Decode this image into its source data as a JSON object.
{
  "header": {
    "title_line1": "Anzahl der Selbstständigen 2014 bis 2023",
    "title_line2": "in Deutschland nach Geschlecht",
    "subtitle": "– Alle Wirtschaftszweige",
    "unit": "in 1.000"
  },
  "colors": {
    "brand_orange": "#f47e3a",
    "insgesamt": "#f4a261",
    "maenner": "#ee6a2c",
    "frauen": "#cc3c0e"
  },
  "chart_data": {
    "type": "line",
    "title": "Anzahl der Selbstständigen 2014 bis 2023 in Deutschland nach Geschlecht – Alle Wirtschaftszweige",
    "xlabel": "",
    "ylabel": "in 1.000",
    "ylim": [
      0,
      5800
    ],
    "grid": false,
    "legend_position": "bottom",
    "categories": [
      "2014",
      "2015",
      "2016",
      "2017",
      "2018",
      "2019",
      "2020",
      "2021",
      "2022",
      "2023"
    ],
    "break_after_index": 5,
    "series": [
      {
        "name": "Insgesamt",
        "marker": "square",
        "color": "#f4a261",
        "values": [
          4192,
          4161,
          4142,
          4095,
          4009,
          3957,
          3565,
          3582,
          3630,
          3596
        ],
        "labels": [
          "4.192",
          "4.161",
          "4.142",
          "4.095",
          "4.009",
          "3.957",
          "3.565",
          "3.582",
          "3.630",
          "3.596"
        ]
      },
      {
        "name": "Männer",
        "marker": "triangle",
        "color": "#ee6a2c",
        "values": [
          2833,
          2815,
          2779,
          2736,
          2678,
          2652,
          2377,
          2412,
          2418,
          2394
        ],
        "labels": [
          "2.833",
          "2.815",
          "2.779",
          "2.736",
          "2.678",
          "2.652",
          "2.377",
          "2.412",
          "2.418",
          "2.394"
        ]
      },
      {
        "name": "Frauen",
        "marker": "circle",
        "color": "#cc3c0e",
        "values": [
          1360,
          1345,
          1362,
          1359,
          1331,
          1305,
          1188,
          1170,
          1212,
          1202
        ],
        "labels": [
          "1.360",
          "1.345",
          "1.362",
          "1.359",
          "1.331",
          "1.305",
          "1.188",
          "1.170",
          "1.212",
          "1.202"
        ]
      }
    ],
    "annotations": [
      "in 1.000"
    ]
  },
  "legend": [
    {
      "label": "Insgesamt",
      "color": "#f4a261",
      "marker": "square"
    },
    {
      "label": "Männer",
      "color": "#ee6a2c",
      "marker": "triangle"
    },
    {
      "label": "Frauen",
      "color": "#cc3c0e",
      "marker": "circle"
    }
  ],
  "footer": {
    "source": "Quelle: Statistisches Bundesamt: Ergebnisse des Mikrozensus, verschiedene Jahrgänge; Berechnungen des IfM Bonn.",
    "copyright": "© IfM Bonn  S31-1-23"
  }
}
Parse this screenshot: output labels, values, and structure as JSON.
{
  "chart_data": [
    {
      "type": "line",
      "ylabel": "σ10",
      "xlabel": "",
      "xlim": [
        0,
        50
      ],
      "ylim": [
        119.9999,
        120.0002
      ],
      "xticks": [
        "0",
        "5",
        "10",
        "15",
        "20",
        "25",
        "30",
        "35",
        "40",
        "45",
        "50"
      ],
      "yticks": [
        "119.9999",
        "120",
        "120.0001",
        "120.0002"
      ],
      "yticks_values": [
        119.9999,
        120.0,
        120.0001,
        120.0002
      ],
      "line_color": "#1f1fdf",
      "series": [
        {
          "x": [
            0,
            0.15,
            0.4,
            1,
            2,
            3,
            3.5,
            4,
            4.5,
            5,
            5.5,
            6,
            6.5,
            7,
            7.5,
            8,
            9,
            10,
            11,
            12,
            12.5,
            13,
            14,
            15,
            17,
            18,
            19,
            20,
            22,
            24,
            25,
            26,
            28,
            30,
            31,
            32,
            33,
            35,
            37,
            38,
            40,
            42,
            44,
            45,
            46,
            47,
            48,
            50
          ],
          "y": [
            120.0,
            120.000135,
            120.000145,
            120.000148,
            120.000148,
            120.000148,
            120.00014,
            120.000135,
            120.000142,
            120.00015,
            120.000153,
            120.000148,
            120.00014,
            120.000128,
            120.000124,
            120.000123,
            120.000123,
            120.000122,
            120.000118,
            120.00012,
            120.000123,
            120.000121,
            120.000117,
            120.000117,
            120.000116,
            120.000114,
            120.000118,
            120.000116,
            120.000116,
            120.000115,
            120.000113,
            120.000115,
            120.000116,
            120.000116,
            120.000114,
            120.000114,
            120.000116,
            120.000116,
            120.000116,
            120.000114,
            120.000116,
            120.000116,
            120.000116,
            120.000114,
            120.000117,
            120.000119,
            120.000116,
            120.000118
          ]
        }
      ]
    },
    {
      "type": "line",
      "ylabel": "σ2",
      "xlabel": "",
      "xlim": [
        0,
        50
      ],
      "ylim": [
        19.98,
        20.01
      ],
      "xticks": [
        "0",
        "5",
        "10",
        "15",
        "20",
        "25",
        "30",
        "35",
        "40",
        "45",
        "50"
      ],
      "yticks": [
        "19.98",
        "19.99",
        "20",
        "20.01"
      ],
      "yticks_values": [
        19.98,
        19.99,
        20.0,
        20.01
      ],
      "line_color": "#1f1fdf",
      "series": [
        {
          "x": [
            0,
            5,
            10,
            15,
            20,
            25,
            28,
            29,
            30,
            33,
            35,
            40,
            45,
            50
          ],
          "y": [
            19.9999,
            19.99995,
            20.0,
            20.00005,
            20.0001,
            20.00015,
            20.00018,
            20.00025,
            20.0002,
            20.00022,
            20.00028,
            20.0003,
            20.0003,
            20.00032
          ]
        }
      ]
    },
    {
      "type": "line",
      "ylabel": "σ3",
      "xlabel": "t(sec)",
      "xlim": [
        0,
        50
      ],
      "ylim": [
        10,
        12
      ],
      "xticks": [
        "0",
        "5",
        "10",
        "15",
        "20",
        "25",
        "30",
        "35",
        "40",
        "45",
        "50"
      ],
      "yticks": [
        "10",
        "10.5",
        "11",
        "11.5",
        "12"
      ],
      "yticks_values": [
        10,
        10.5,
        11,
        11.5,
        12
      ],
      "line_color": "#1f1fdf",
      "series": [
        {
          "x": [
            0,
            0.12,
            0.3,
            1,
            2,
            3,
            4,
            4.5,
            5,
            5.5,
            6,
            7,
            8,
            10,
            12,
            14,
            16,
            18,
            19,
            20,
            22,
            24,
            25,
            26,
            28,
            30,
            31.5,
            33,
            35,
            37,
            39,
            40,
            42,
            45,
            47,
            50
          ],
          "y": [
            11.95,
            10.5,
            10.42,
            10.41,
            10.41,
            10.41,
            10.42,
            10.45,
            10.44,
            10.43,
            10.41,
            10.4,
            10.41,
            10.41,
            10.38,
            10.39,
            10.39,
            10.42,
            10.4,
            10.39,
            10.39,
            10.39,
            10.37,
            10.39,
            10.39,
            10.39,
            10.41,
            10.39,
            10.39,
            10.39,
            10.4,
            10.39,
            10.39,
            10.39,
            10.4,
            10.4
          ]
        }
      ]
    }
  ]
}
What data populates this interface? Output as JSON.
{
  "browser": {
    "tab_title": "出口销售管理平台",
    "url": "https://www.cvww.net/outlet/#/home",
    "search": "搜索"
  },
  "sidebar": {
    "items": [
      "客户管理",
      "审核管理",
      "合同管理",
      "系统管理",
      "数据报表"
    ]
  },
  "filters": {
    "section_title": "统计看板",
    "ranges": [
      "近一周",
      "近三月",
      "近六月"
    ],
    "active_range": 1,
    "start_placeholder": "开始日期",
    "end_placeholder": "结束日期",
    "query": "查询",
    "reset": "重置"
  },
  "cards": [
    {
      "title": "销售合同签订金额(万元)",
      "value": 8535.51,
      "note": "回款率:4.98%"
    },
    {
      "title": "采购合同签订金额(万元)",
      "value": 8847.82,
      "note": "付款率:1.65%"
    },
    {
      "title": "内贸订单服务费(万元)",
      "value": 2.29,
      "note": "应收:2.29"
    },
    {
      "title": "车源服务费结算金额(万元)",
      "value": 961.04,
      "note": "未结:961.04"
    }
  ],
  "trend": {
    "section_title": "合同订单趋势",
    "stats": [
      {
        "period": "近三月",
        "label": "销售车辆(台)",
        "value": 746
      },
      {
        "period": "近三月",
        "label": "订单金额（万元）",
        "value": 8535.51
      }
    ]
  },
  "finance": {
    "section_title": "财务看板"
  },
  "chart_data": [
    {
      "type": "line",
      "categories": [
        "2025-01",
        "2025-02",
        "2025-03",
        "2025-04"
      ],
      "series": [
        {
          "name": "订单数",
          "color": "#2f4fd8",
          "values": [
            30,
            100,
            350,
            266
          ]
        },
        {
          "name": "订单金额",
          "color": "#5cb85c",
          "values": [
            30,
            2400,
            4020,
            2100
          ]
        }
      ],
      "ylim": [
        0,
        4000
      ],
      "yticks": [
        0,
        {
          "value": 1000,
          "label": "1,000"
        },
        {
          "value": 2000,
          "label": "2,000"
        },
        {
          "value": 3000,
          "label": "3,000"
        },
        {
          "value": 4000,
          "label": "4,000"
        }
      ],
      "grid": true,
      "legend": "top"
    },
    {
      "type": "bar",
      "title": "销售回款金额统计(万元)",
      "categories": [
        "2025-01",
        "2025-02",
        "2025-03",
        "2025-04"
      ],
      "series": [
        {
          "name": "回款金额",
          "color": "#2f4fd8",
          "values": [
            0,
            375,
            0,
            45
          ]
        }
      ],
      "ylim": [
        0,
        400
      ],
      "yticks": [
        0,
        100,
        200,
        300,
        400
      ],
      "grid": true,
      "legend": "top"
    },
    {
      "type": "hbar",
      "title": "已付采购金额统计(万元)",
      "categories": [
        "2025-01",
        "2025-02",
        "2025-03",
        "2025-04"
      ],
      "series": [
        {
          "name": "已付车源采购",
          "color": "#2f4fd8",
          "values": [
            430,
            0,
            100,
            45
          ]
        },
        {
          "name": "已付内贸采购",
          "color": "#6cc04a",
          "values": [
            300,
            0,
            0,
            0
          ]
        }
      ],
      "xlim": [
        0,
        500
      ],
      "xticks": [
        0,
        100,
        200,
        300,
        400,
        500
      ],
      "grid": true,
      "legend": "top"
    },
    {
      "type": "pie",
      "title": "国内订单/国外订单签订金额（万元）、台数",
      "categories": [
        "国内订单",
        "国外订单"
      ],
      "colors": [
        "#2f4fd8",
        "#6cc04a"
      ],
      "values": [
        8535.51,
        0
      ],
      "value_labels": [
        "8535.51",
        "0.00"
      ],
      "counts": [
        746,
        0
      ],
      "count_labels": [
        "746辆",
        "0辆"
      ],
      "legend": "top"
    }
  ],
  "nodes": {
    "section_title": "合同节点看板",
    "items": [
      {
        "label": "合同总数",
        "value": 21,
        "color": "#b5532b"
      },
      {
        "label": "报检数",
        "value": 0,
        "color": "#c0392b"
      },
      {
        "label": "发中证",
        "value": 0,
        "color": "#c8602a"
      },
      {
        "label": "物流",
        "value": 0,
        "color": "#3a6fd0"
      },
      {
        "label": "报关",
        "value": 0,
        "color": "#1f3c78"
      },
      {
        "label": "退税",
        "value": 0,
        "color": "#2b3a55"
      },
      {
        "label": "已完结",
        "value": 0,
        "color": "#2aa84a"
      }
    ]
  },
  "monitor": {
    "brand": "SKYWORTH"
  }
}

_Challenge:_
Using the entries above, return each line that includes the word "source".

_Answer to this exercise:_
Decode this image into its source data as a JSON object.
    "source": "Quelle: Statistisches Bundesamt: Ergebnisse des Mikrozensus, verschiedene Jahrgänge; Berechnungen des IfM Bonn.",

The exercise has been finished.